Exercise goal: Lines containing the word "Loud" need to be counted. Please reply with how many there are, and nothing else.

Listing:
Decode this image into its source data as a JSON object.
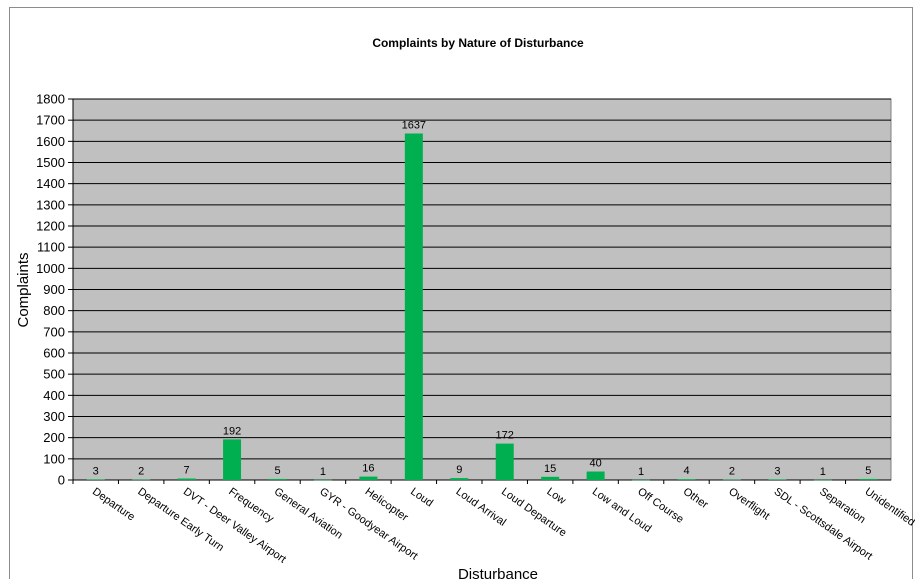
{
  "chart_data": {
    "type": "bar",
    "title": "Complaints by  Nature of Disturbance",
    "xlabel": "Disturbance",
    "ylabel": "Complaints",
    "ylim": [
      0,
      1800
    ],
    "ytick_step": 100,
    "grid": true,
    "legend": "none",
    "colors": {
      "bar": "#00b050",
      "plot_bg": "#c0c0c0",
      "grid": "#000000"
    },
    "categories": [
      "Departure",
      "Departure Early Turn",
      "DVT - Deer Valley Airport",
      "Frequency",
      "General Aviation",
      "GYR - Goodyear Airport",
      "Helicopter",
      "Loud",
      "Loud Arrival",
      "Loud Departure",
      "Low",
      "Low and Loud",
      "Off Course",
      "Other",
      "Overflight",
      "SDL - Scottsdale Airport",
      "Separation",
      "Unidentified"
    ],
    "series": [
      {
        "values": [
          3,
          2,
          7,
          192,
          5,
          1,
          16,
          1637,
          9,
          172,
          15,
          40,
          1,
          4,
          2,
          3,
          1,
          5
        ]
      }
    ]
  }
}
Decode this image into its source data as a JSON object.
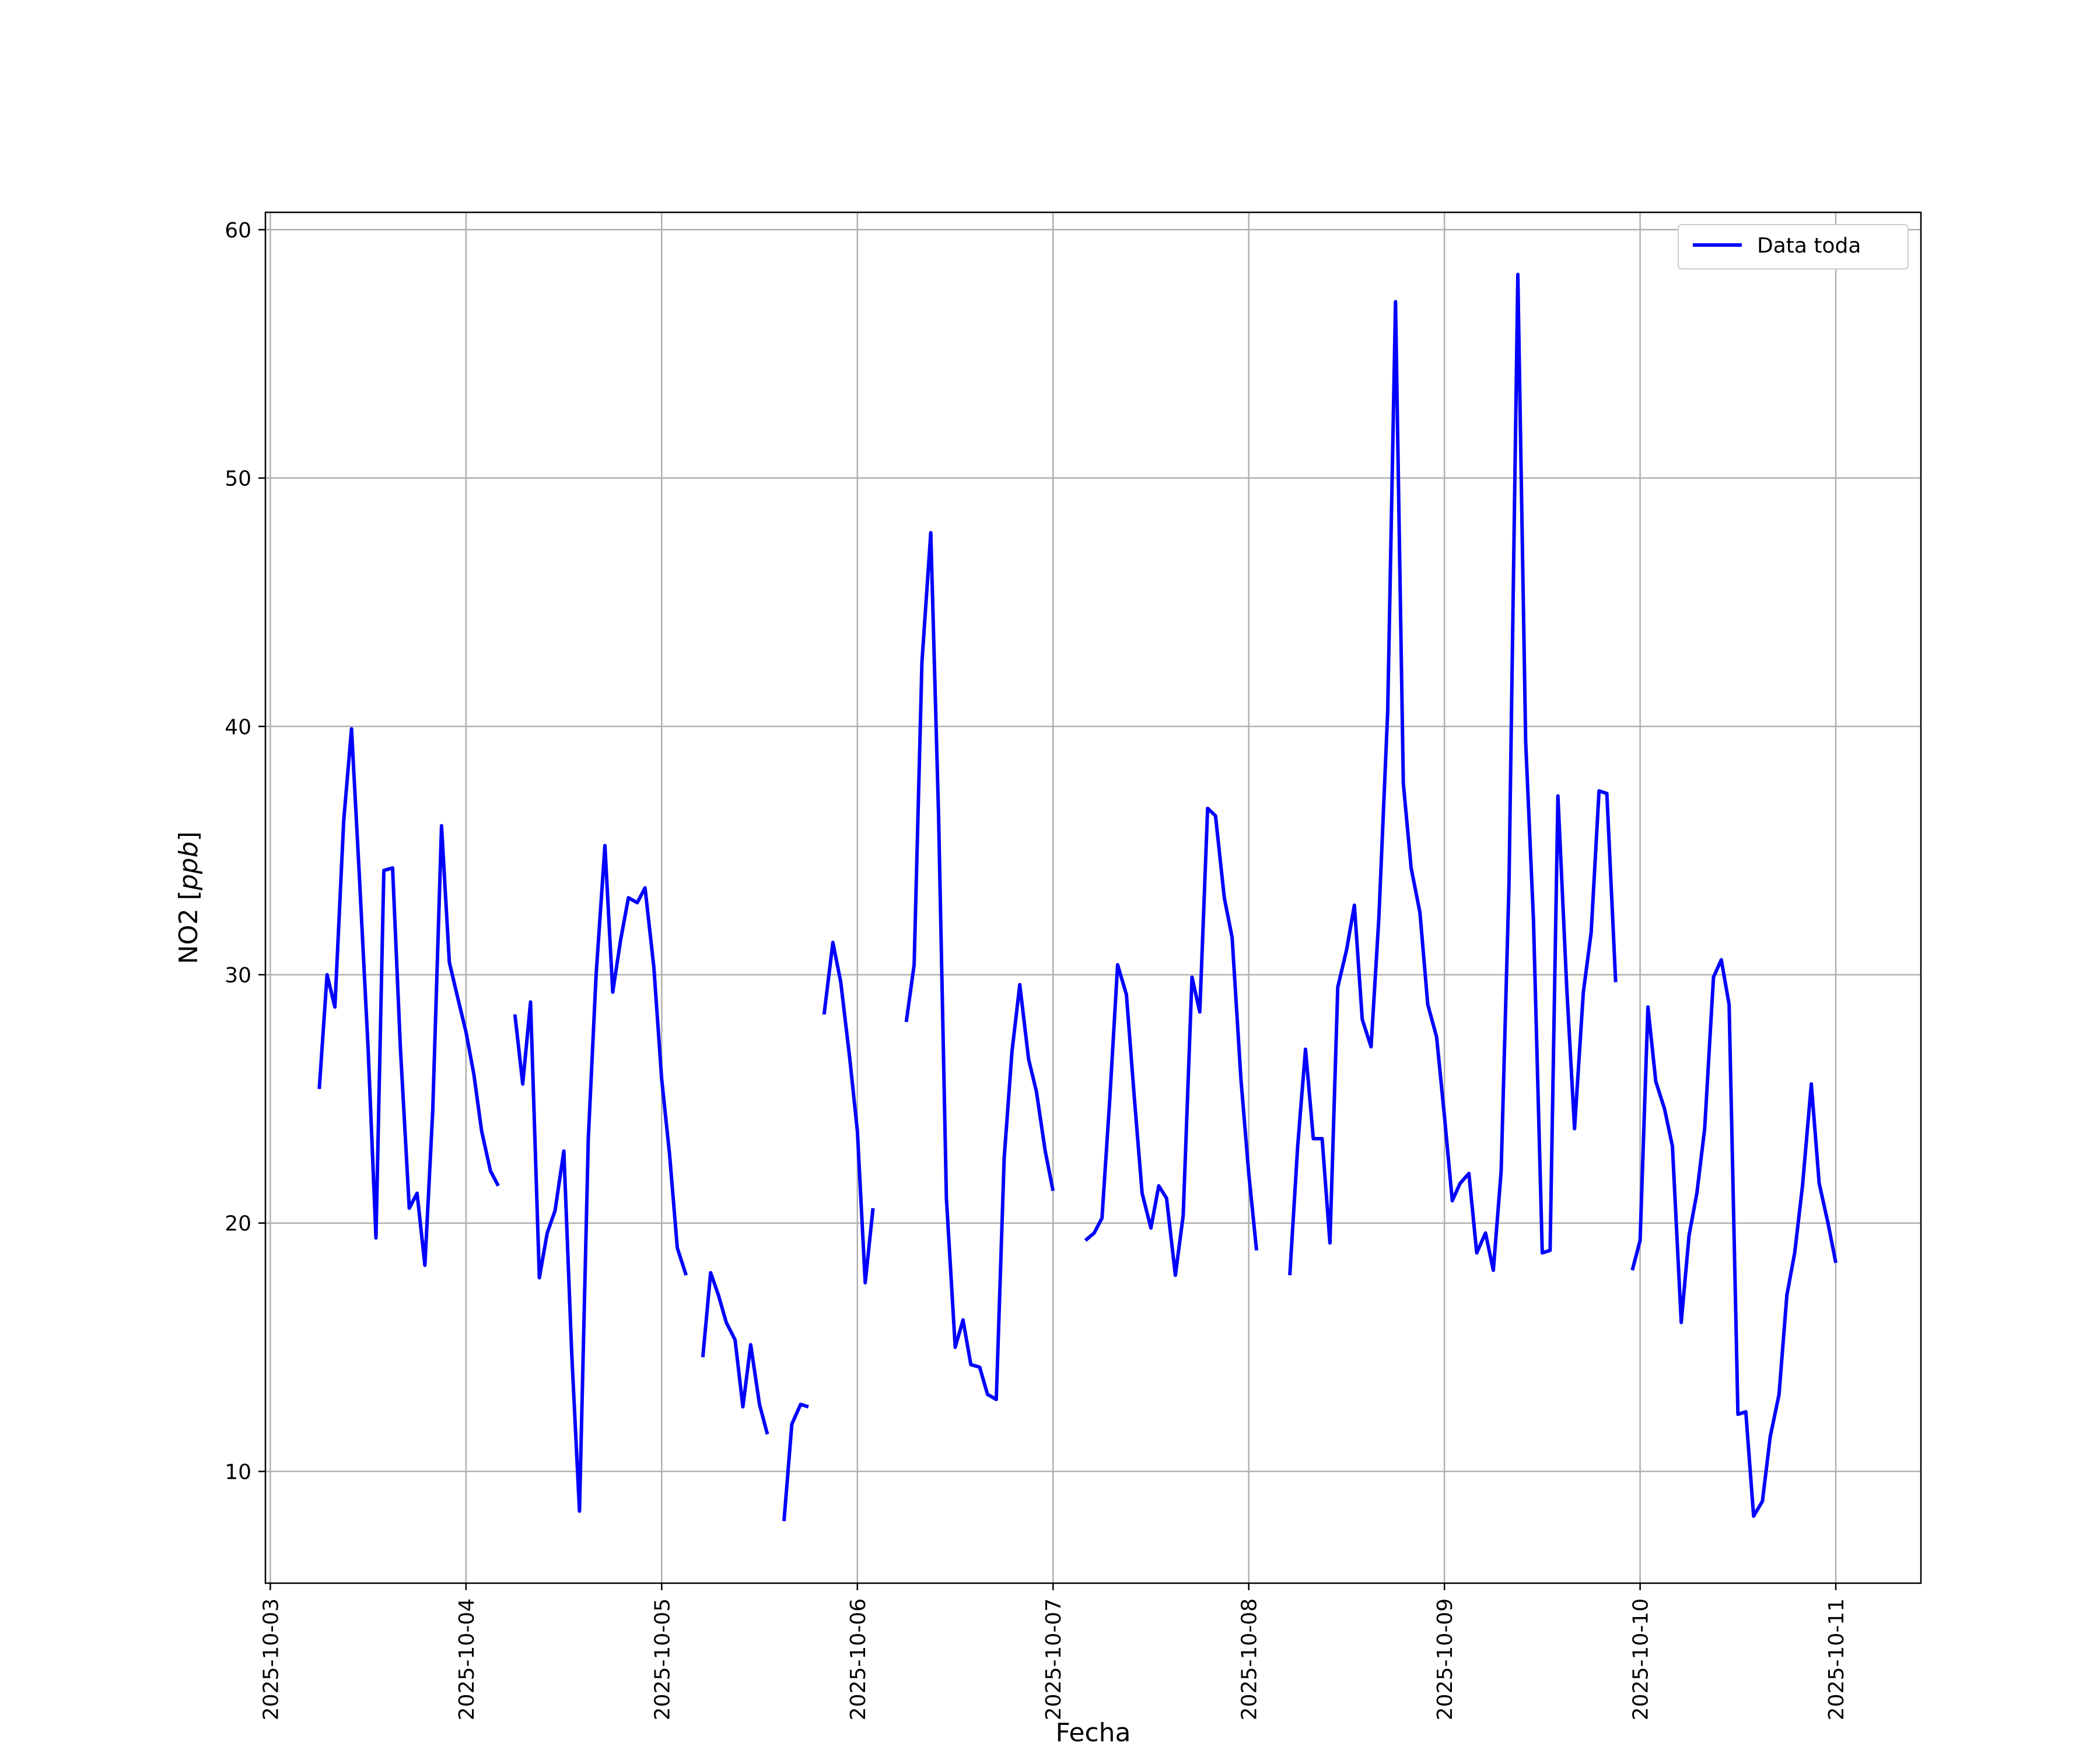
{
  "chart_data": {
    "type": "line",
    "title": "",
    "xlabel": "Fecha",
    "ylabel": "NO2 [ppb]",
    "ylabel_parts": {
      "base": "NO2 [",
      "italic": "ppb",
      "close": "]"
    },
    "xlim": [
      -0.025,
      8.435
    ],
    "ylim": [
      5.5,
      60.7
    ],
    "x_ticks": [
      {
        "value": 0,
        "label": "2025-10-03"
      },
      {
        "value": 1,
        "label": "2025-10-04"
      },
      {
        "value": 2,
        "label": "2025-10-05"
      },
      {
        "value": 3,
        "label": "2025-10-06"
      },
      {
        "value": 4,
        "label": "2025-10-07"
      },
      {
        "value": 5,
        "label": "2025-10-08"
      },
      {
        "value": 6,
        "label": "2025-10-09"
      },
      {
        "value": 7,
        "label": "2025-10-10"
      },
      {
        "value": 8,
        "label": "2025-10-11"
      }
    ],
    "y_ticks": [
      10,
      20,
      30,
      40,
      50,
      60
    ],
    "grid": true,
    "legend": {
      "position": "upper-right",
      "entries": [
        "Data toda"
      ]
    },
    "series": [
      {
        "name": "Data toda",
        "color": "#0000ff",
        "x_unit": "days since 2025-10-03 00:00",
        "segments": [
          [
            [
              0.25,
              25.4
            ],
            [
              0.29,
              30.0
            ],
            [
              0.33,
              28.7
            ],
            [
              0.375,
              36.2
            ],
            [
              0.415,
              39.9
            ],
            [
              0.455,
              34.0
            ],
            [
              0.5,
              27.0
            ],
            [
              0.54,
              19.4
            ],
            [
              0.58,
              34.2
            ],
            [
              0.625,
              34.3
            ],
            [
              0.665,
              27.0
            ],
            [
              0.71,
              20.6
            ],
            [
              0.75,
              21.2
            ],
            [
              0.79,
              18.3
            ],
            [
              0.83,
              24.5
            ],
            [
              0.875,
              36.0
            ],
            [
              0.915,
              30.5
            ],
            [
              0.96,
              29.0
            ],
            [
              1.0,
              27.7
            ],
            [
              1.04,
              26.0
            ],
            [
              1.08,
              23.7
            ],
            [
              1.125,
              22.1
            ],
            [
              1.165,
              21.5
            ]
          ],
          [
            [
              1.25,
              28.4
            ],
            [
              1.29,
              25.6
            ],
            [
              1.33,
              28.9
            ],
            [
              1.375,
              17.8
            ],
            [
              1.415,
              19.6
            ],
            [
              1.455,
              20.5
            ],
            [
              1.5,
              22.9
            ],
            [
              1.54,
              14.8
            ],
            [
              1.58,
              8.4
            ],
            [
              1.625,
              23.4
            ],
            [
              1.665,
              30.0
            ],
            [
              1.71,
              35.2
            ],
            [
              1.75,
              29.3
            ],
            [
              1.79,
              31.4
            ],
            [
              1.83,
              33.1
            ],
            [
              1.875,
              32.9
            ],
            [
              1.915,
              33.5
            ],
            [
              1.96,
              30.3
            ],
            [
              2.0,
              25.8
            ],
            [
              2.04,
              22.8
            ],
            [
              2.08,
              19.0
            ],
            [
              2.125,
              17.9
            ]
          ],
          [
            [
              2.21,
              14.6
            ],
            [
              2.25,
              18.0
            ],
            [
              2.29,
              17.1
            ],
            [
              2.33,
              16.0
            ],
            [
              2.375,
              15.3
            ],
            [
              2.415,
              12.6
            ],
            [
              2.455,
              15.1
            ],
            [
              2.5,
              12.7
            ],
            [
              2.54,
              11.5
            ]
          ],
          [
            [
              2.625,
              8.0
            ],
            [
              2.665,
              11.9
            ],
            [
              2.71,
              12.7
            ],
            [
              2.75,
              12.6
            ]
          ],
          [
            [
              2.83,
              28.4
            ],
            [
              2.875,
              31.3
            ],
            [
              2.915,
              29.7
            ],
            [
              2.96,
              26.7
            ],
            [
              3.0,
              23.7
            ],
            [
              3.04,
              17.6
            ],
            [
              3.08,
              20.6
            ]
          ],
          [
            [
              3.25,
              28.1
            ],
            [
              3.29,
              30.4
            ],
            [
              3.33,
              42.6
            ],
            [
              3.375,
              47.8
            ],
            [
              3.415,
              36.4
            ],
            [
              3.455,
              21.0
            ],
            [
              3.5,
              15.0
            ],
            [
              3.54,
              16.1
            ],
            [
              3.58,
              14.3
            ],
            [
              3.625,
              14.2
            ],
            [
              3.665,
              13.1
            ],
            [
              3.71,
              12.9
            ],
            [
              3.75,
              22.6
            ],
            [
              3.79,
              26.9
            ],
            [
              3.83,
              29.6
            ],
            [
              3.875,
              26.6
            ],
            [
              3.915,
              25.3
            ],
            [
              3.96,
              22.9
            ],
            [
              4.0,
              21.3
            ]
          ],
          [
            [
              4.165,
              19.3
            ],
            [
              4.21,
              19.6
            ],
            [
              4.25,
              20.2
            ],
            [
              4.29,
              25.0
            ],
            [
              4.33,
              30.4
            ],
            [
              4.375,
              29.2
            ],
            [
              4.415,
              25.1
            ],
            [
              4.455,
              21.2
            ],
            [
              4.5,
              19.8
            ],
            [
              4.54,
              21.5
            ],
            [
              4.58,
              21.0
            ],
            [
              4.625,
              17.9
            ],
            [
              4.665,
              20.3
            ],
            [
              4.71,
              29.9
            ],
            [
              4.75,
              28.5
            ],
            [
              4.79,
              36.7
            ],
            [
              4.83,
              36.4
            ],
            [
              4.875,
              33.1
            ],
            [
              4.915,
              31.5
            ],
            [
              4.96,
              25.8
            ],
            [
              5.0,
              22.0
            ],
            [
              5.04,
              18.9
            ]
          ],
          [
            [
              5.21,
              17.9
            ],
            [
              5.25,
              23.1
            ],
            [
              5.29,
              27.0
            ],
            [
              5.33,
              23.4
            ],
            [
              5.375,
              23.4
            ],
            [
              5.415,
              19.2
            ],
            [
              5.455,
              29.5
            ],
            [
              5.5,
              31.0
            ],
            [
              5.54,
              32.8
            ],
            [
              5.58,
              28.2
            ],
            [
              5.625,
              27.1
            ],
            [
              5.665,
              32.3
            ],
            [
              5.71,
              40.6
            ],
            [
              5.75,
              57.1
            ],
            [
              5.79,
              37.7
            ],
            [
              5.83,
              34.3
            ],
            [
              5.875,
              32.5
            ],
            [
              5.915,
              28.8
            ],
            [
              5.96,
              27.5
            ],
            [
              6.0,
              24.3
            ],
            [
              6.04,
              20.9
            ],
            [
              6.08,
              21.6
            ],
            [
              6.125,
              22.0
            ],
            [
              6.165,
              18.8
            ],
            [
              6.21,
              19.6
            ],
            [
              6.25,
              18.1
            ],
            [
              6.29,
              22.1
            ],
            [
              6.33,
              33.7
            ],
            [
              6.375,
              58.2
            ],
            [
              6.415,
              39.4
            ],
            [
              6.455,
              32.2
            ],
            [
              6.5,
              18.8
            ],
            [
              6.54,
              18.9
            ],
            [
              6.58,
              37.2
            ],
            [
              6.625,
              29.5
            ],
            [
              6.665,
              23.8
            ],
            [
              6.71,
              29.3
            ],
            [
              6.75,
              31.7
            ],
            [
              6.79,
              37.4
            ],
            [
              6.83,
              37.3
            ],
            [
              6.875,
              29.7
            ]
          ],
          [
            [
              6.96,
              18.1
            ],
            [
              7.0,
              19.3
            ],
            [
              7.04,
              28.7
            ],
            [
              7.08,
              25.7
            ],
            [
              7.125,
              24.6
            ],
            [
              7.165,
              23.1
            ],
            [
              7.21,
              16.0
            ],
            [
              7.25,
              19.5
            ],
            [
              7.29,
              21.2
            ],
            [
              7.33,
              23.8
            ],
            [
              7.375,
              29.9
            ],
            [
              7.415,
              30.6
            ],
            [
              7.455,
              28.8
            ],
            [
              7.5,
              12.3
            ],
            [
              7.54,
              12.4
            ],
            [
              7.58,
              8.2
            ],
            [
              7.625,
              8.8
            ],
            [
              7.665,
              11.4
            ],
            [
              7.71,
              13.1
            ],
            [
              7.75,
              17.1
            ],
            [
              7.79,
              18.8
            ],
            [
              7.83,
              21.5
            ],
            [
              7.875,
              25.6
            ],
            [
              7.915,
              21.6
            ],
            [
              7.96,
              20.0
            ],
            [
              8.0,
              18.4
            ]
          ]
        ]
      }
    ]
  }
}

The solution: 4